Extracted records
◆ ◆ ◆ ◆ ◆

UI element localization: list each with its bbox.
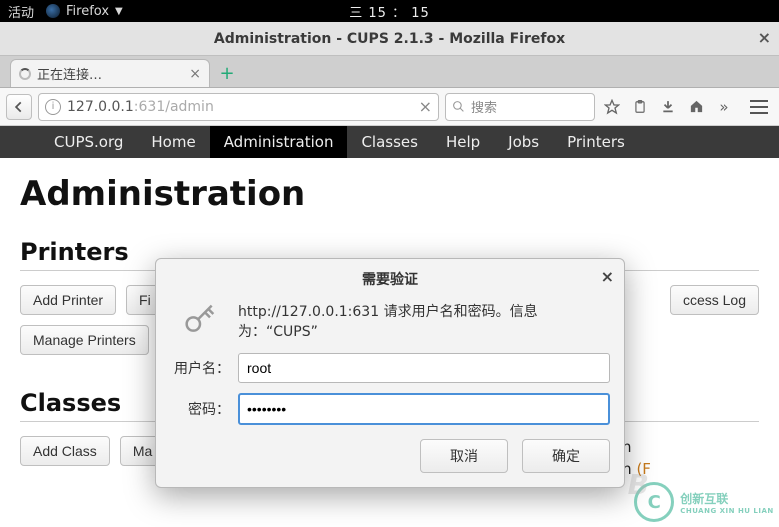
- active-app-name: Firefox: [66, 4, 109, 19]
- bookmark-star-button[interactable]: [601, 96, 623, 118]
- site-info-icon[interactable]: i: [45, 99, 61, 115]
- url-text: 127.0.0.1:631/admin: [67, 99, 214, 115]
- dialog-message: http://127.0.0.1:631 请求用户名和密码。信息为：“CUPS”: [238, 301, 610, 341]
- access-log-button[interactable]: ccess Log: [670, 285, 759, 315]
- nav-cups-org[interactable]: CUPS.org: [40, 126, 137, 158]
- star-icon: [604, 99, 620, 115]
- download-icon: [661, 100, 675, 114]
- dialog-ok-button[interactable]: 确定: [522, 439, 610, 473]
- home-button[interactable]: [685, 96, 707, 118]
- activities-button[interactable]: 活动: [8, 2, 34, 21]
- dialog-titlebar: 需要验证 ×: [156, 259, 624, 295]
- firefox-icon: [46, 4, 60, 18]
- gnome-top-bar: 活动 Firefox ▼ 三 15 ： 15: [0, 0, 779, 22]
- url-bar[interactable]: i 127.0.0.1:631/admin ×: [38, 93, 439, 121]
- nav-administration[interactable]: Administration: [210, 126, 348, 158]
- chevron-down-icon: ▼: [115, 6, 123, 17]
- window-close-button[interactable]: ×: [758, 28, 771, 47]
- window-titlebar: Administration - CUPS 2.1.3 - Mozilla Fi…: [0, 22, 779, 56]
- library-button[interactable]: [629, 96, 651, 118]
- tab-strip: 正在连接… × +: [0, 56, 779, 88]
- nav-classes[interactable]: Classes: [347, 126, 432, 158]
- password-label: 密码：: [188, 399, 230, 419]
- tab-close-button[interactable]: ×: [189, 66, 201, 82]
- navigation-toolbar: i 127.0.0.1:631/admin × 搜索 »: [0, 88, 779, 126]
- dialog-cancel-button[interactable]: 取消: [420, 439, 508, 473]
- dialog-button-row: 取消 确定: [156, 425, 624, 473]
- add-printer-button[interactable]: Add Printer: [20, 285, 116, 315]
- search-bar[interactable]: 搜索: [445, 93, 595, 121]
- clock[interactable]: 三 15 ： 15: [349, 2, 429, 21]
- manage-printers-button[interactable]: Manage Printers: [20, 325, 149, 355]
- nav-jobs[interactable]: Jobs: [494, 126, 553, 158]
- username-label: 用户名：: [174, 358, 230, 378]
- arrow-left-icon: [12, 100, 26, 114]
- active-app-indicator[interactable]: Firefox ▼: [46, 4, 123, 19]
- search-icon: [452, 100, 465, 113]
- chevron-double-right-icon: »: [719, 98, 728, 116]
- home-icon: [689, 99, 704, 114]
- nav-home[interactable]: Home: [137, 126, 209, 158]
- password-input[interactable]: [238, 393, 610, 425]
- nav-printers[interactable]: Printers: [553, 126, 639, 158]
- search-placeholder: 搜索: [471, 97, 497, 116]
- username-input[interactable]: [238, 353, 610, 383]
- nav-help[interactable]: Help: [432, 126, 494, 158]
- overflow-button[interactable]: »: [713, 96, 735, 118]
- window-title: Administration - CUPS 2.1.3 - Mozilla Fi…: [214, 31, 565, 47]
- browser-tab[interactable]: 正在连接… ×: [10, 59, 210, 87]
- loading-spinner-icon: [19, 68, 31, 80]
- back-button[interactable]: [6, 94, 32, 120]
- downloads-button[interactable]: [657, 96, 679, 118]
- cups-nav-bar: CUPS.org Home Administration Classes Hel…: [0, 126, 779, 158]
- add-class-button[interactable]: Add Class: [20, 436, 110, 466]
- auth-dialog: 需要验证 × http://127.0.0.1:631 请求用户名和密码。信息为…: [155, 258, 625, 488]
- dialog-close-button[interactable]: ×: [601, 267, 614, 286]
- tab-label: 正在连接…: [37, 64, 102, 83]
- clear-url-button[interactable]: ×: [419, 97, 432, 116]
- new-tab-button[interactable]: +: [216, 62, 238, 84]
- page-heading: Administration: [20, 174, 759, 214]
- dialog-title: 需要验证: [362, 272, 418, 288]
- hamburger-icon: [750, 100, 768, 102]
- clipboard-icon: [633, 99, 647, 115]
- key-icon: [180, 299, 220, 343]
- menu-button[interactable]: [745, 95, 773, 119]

◆ ◆ ◆ ◆ ◆

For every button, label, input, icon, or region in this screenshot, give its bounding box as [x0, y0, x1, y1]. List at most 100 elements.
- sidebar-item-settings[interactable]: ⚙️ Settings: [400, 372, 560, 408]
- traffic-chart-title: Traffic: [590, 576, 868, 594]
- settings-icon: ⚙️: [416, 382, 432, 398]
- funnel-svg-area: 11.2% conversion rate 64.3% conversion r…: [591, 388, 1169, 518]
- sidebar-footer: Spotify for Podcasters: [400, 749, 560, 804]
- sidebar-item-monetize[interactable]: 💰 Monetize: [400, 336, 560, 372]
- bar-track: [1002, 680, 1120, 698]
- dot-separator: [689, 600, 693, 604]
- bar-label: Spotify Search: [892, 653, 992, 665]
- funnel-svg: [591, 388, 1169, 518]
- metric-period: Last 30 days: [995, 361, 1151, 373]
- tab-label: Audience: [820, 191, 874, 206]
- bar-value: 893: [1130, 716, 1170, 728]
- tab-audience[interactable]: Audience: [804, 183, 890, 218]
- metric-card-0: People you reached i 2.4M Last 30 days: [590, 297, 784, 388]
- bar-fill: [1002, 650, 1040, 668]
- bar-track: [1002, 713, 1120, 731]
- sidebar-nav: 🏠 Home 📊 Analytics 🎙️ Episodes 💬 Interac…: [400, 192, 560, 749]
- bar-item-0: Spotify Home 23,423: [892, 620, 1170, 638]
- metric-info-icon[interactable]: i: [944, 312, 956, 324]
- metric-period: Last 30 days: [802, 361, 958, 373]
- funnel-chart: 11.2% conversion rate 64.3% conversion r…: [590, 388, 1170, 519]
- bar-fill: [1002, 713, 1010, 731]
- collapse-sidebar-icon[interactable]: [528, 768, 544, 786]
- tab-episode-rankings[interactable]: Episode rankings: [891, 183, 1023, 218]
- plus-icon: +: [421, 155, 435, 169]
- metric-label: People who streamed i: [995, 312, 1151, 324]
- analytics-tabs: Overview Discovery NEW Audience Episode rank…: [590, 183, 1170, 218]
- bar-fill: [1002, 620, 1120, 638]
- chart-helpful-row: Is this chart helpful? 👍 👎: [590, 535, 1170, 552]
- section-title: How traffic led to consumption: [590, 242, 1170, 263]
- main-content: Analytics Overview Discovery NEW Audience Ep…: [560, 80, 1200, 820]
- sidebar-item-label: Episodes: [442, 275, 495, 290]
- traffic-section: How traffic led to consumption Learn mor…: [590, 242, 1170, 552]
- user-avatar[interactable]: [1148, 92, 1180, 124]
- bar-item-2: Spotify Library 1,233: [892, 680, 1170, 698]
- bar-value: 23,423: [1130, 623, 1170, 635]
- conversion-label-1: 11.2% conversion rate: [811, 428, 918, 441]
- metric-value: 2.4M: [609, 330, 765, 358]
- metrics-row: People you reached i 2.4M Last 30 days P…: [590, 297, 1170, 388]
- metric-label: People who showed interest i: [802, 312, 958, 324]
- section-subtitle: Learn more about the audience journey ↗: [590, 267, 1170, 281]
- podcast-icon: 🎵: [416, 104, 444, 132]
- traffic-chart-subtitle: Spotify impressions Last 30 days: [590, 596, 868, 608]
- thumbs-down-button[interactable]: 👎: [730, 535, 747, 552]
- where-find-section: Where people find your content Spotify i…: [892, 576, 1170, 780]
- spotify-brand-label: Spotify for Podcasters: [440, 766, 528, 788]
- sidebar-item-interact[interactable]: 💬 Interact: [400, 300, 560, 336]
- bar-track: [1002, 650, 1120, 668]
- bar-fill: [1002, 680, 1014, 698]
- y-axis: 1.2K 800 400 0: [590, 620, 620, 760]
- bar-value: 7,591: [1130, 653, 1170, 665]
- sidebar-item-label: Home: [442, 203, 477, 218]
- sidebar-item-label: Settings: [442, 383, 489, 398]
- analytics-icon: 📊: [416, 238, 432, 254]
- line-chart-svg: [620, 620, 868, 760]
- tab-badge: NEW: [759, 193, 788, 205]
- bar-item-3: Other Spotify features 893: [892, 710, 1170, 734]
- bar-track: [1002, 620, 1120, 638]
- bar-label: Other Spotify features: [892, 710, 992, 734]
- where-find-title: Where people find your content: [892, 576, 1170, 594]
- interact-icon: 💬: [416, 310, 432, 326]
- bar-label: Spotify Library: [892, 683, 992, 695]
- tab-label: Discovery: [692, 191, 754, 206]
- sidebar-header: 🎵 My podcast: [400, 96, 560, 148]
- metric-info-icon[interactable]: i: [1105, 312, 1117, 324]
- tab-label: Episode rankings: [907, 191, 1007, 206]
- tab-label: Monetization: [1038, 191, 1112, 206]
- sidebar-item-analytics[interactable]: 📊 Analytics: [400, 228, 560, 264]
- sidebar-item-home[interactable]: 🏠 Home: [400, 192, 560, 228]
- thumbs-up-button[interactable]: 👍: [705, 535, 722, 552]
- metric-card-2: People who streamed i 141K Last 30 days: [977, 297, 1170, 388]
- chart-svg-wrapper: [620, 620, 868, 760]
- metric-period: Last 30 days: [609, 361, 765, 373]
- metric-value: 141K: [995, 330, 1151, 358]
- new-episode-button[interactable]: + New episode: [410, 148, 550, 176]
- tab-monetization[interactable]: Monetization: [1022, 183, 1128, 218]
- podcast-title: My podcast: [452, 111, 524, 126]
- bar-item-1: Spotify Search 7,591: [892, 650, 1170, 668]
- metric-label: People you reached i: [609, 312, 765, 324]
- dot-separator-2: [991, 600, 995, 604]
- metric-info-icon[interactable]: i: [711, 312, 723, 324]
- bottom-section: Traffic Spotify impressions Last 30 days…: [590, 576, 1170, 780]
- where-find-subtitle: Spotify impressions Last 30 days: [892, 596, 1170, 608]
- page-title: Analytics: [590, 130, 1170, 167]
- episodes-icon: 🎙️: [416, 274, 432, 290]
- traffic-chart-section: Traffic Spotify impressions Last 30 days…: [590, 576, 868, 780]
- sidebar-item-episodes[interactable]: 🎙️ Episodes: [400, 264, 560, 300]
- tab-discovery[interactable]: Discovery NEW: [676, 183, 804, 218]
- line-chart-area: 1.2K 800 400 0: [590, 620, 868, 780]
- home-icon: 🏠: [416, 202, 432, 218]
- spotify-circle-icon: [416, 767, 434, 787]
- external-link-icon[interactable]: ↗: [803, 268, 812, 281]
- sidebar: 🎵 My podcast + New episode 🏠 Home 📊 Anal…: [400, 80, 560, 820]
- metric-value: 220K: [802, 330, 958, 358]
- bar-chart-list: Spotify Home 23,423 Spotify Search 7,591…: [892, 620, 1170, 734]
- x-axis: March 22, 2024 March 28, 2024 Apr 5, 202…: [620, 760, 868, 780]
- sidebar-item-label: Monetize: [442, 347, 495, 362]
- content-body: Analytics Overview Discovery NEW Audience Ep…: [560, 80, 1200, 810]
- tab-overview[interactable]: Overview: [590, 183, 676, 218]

◆ ◆ ◆ ◆ ◆

Problem> Copy out everything in the records from the line containing "For every button, label, input, icon, or" down to the line containing "- sidebar-nav: 🏠", with both of those lines included.

Complete response>
For every button, label, input, icon, or region in this screenshot, give its bounding box as [x0, y0, x1, y1]. List at most 100 elements.
- sidebar-item-settings[interactable]: ⚙️ Settings: [400, 372, 560, 408]
- traffic-chart-title: Traffic: [590, 576, 868, 594]
- settings-icon: ⚙️: [416, 382, 432, 398]
- funnel-svg-area: 11.2% conversion rate 64.3% conversion r…: [591, 388, 1169, 518]
- sidebar-footer: Spotify for Podcasters: [400, 749, 560, 804]
- sidebar-item-monetize[interactable]: 💰 Monetize: [400, 336, 560, 372]
- bar-track: [1002, 680, 1120, 698]
- dot-separator: [689, 600, 693, 604]
- bar-label: Spotify Search: [892, 653, 992, 665]
- funnel-svg: [591, 388, 1169, 518]
- metric-period: Last 30 days: [995, 361, 1151, 373]
- tab-label: Audience: [820, 191, 874, 206]
- bar-value: 893: [1130, 716, 1170, 728]
- tab-audience[interactable]: Audience: [804, 183, 890, 218]
- metric-card-0: People you reached i 2.4M Last 30 days: [590, 297, 784, 388]
- bar-fill: [1002, 650, 1040, 668]
- bar-track: [1002, 713, 1120, 731]
- sidebar-nav: 🏠 Home 📊 Analytics 🎙️ Episodes 💬 Interac…: [400, 192, 560, 749]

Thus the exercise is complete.